• Objective:
Extract, from the listing that follows, each line containing the word "оценка".

──────── Supplied entries

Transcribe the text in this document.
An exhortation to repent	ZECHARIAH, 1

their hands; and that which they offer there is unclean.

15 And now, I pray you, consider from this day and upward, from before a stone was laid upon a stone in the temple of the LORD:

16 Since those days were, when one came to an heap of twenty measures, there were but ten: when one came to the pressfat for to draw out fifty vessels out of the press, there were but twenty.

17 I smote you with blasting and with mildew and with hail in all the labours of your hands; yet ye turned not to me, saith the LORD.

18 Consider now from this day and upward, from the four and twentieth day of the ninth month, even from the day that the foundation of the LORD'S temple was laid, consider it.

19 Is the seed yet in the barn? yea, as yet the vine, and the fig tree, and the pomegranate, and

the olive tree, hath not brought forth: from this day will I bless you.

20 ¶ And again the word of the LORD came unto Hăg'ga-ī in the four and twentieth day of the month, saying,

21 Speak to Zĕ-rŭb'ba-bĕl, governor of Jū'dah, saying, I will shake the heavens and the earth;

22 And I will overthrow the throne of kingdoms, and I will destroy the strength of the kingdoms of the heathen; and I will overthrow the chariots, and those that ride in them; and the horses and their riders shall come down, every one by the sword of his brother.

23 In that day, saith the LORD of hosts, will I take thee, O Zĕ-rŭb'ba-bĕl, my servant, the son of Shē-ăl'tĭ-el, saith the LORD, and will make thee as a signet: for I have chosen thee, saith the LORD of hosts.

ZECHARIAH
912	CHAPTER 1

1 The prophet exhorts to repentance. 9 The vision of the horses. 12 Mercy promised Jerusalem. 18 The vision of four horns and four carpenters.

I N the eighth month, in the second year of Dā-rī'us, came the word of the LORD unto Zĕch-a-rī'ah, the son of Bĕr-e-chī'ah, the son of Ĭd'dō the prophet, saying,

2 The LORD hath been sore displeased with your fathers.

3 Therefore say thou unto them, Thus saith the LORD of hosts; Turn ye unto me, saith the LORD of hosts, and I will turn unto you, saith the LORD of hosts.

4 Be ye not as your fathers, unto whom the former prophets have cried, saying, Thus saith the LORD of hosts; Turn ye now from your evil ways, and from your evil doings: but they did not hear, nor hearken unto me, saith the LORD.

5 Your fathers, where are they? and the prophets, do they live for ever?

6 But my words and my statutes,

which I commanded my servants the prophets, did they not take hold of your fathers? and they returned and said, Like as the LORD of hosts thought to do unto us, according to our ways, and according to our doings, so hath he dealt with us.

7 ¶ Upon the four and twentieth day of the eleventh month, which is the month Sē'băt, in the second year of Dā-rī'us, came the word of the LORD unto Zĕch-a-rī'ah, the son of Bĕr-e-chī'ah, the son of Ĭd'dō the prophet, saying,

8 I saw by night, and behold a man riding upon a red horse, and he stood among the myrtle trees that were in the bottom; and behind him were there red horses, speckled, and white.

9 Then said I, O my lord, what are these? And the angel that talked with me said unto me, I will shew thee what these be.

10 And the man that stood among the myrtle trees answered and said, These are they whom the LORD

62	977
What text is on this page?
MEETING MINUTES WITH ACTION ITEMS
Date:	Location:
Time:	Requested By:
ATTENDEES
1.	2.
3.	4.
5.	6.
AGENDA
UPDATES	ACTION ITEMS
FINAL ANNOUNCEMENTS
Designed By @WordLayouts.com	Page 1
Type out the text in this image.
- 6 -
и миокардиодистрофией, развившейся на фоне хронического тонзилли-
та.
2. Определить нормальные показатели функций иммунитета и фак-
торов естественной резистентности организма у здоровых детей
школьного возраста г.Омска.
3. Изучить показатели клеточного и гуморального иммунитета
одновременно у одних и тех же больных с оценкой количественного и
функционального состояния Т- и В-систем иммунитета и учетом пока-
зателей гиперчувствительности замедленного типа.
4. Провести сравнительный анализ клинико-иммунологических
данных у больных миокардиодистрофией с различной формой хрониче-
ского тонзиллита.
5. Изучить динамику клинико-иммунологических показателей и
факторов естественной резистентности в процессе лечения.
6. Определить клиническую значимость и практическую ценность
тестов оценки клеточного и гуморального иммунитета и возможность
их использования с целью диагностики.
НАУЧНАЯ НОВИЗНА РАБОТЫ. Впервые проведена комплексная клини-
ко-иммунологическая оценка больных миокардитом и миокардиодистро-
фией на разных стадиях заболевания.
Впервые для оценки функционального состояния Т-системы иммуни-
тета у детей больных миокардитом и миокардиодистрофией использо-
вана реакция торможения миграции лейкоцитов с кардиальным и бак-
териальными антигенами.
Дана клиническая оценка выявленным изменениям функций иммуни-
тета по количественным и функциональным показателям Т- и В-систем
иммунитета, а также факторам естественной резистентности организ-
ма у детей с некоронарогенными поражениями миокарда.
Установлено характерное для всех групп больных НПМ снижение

────────────────

• Problem solution:
ко-иммунологическая оценка больных миокардитом и миокардиодистро-
Дана клиническая оценка выявленным изменениям функций иммуни-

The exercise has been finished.